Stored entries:
---*---

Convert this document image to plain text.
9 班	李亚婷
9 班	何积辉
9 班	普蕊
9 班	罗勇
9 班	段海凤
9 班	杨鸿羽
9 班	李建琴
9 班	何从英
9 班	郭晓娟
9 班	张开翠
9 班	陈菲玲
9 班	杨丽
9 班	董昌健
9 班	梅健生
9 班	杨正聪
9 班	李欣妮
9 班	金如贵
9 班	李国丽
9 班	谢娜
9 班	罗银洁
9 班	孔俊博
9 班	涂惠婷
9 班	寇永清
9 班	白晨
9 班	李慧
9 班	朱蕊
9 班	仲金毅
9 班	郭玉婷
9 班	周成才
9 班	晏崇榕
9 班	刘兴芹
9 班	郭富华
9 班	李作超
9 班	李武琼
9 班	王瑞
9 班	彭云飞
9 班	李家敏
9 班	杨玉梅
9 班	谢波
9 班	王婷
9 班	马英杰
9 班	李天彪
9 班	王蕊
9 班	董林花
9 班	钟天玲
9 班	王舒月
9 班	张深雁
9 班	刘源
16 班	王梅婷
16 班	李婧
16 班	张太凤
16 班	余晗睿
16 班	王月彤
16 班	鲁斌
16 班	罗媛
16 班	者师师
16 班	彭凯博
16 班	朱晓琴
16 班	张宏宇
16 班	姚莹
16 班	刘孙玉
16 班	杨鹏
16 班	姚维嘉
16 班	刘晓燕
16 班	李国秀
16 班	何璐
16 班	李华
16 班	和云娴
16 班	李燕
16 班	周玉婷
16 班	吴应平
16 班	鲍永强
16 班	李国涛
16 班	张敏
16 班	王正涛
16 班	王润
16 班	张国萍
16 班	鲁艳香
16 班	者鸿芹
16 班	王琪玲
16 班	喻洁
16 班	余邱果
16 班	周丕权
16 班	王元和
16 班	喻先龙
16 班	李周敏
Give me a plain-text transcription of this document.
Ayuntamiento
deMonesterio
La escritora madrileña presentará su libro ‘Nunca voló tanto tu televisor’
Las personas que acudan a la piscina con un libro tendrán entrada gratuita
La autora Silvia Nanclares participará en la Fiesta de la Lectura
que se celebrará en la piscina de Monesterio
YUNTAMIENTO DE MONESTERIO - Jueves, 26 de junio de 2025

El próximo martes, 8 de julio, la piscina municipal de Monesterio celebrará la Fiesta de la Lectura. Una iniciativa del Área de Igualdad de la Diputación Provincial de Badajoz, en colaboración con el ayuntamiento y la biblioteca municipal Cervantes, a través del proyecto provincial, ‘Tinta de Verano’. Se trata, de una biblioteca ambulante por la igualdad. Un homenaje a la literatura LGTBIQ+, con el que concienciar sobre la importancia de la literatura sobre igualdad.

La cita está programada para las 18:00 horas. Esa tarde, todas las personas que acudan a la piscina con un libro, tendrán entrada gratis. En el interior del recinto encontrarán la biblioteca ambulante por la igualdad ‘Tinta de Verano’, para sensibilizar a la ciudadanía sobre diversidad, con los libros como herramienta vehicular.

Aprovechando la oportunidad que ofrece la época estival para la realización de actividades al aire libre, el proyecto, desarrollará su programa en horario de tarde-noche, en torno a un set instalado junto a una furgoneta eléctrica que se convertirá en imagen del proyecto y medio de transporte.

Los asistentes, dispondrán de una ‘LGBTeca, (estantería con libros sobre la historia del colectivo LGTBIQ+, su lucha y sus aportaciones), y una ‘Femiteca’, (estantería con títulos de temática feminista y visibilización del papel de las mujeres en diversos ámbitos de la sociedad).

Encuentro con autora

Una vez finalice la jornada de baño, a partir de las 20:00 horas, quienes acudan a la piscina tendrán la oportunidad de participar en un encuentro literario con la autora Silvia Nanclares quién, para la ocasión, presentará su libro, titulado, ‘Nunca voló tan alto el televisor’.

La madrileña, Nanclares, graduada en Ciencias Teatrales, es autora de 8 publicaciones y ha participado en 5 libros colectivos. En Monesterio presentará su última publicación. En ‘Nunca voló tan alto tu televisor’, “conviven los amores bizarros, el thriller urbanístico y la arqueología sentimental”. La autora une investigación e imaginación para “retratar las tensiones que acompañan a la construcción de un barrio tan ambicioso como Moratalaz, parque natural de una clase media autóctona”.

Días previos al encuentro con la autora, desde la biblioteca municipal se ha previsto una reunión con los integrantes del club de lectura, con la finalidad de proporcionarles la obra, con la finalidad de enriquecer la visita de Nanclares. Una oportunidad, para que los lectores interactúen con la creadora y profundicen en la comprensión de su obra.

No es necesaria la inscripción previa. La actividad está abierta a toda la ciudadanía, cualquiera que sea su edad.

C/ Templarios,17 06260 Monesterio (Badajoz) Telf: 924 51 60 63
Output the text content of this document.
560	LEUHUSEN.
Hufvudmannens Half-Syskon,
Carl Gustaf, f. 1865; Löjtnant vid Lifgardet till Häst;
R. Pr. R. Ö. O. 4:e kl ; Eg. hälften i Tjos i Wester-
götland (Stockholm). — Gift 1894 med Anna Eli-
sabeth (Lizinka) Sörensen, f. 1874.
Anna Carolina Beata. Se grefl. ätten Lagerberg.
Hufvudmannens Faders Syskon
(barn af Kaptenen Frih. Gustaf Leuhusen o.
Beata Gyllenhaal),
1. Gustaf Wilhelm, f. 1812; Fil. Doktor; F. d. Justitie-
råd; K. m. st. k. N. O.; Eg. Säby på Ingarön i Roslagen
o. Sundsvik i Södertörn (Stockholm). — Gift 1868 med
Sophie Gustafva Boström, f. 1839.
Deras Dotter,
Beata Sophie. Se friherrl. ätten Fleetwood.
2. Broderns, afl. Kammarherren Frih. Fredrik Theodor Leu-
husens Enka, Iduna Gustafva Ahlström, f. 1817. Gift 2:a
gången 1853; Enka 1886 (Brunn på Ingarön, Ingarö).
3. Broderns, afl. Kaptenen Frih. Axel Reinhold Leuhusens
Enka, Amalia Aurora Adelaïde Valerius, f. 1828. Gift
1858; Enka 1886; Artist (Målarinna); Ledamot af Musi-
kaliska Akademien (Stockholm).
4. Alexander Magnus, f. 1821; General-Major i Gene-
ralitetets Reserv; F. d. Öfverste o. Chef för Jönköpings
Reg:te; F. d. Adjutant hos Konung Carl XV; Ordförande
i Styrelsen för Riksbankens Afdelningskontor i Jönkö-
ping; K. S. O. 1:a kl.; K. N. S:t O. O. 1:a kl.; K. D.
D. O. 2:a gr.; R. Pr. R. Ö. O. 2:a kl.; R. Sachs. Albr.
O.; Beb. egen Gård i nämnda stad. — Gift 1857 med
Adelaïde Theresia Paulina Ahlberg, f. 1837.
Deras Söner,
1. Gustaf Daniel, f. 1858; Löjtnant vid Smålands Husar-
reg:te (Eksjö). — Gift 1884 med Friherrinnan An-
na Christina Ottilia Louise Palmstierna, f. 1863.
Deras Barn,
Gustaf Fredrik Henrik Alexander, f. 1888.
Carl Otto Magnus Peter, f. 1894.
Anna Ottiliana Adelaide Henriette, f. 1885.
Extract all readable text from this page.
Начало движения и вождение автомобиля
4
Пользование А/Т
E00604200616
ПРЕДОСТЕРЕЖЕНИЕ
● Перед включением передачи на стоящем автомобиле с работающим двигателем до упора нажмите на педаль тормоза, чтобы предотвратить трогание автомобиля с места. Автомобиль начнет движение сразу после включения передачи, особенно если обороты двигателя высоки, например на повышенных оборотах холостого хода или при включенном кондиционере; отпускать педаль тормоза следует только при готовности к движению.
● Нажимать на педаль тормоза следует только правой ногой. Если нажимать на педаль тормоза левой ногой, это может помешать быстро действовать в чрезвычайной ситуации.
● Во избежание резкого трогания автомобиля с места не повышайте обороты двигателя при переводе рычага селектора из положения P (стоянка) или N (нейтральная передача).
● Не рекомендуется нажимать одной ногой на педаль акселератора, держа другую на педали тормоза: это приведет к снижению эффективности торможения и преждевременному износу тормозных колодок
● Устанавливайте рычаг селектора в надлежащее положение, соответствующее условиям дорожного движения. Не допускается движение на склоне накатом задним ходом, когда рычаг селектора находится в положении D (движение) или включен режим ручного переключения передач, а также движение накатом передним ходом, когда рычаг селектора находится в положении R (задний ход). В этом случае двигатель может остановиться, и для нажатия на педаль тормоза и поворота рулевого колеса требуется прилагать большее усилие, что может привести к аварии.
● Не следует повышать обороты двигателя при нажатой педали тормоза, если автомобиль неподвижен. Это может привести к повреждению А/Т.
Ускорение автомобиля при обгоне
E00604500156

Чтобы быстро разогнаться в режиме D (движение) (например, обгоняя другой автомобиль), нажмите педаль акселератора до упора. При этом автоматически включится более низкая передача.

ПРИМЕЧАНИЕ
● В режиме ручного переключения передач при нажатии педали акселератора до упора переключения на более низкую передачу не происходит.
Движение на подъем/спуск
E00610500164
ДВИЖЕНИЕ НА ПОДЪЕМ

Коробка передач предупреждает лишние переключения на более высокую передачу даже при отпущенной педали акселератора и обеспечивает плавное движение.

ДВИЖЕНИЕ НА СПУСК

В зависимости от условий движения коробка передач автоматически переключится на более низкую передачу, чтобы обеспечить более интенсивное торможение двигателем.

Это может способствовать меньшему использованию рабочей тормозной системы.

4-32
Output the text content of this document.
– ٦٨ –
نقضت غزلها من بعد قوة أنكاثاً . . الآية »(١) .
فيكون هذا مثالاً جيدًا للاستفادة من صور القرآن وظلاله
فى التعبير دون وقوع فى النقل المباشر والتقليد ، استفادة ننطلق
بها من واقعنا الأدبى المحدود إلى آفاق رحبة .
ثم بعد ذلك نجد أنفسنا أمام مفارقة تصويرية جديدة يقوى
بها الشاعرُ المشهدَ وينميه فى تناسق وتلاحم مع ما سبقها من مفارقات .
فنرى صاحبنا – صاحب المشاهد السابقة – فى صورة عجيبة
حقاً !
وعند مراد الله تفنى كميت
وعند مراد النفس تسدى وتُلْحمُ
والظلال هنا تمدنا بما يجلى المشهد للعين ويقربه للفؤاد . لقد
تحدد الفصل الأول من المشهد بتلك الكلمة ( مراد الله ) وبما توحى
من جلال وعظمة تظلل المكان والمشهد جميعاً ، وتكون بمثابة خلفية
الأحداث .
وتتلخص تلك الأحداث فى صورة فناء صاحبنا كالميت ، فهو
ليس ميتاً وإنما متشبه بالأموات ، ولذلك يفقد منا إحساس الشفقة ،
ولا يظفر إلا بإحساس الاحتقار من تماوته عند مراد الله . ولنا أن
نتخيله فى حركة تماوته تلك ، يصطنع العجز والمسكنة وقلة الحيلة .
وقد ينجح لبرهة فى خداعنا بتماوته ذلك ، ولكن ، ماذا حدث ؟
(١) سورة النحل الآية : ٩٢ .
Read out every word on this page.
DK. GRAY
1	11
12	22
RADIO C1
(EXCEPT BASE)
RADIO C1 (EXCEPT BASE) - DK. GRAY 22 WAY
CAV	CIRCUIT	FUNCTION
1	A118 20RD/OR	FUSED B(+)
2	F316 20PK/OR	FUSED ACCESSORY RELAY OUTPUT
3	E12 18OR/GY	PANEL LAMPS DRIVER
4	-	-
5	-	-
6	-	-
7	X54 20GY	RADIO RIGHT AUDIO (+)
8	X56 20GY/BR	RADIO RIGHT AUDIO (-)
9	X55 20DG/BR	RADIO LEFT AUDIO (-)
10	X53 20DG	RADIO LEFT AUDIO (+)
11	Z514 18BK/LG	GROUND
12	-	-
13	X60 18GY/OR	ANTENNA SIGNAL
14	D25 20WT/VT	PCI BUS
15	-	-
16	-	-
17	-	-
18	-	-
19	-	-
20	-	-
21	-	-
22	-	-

---*---

Exactly reproduce the lines beginning with the one that contains "Read out every word on this page." and ending with the last line of the material, both included. Leave out everything else.

Read out every word on this page.
DK. GRAY
1	11
12	22
RADIO C1
(EXCEPT BASE)
RADIO C1 (EXCEPT BASE) - DK. GRAY 22 WAY
CAV	CIRCUIT	FUNCTION
1	A118 20RD/OR	FUSED B(+)
2	F316 20PK/OR	FUSED ACCESSORY RELAY OUTPUT
3	E12 18OR/GY	PANEL LAMPS DRIVER
4	-	-
5	-	-
6	-	-
7	X54 20GY	RADIO RIGHT AUDIO (+)
8	X56 20GY/BR	RADIO RIGHT AUDIO (-)
9	X55 20DG/BR	RADIO LEFT AUDIO (-)
10	X53 20DG	RADIO LEFT AUDIO (+)
11	Z514 18BK/LG	GROUND
12	-	-
13	X60 18GY/OR	ANTENNA SIGNAL
14	D25 20WT/VT	PCI BUS
15	-	-
16	-	-
17	-	-
18	-	-
19	-	-
20	-	-
21	-	-
22	-	-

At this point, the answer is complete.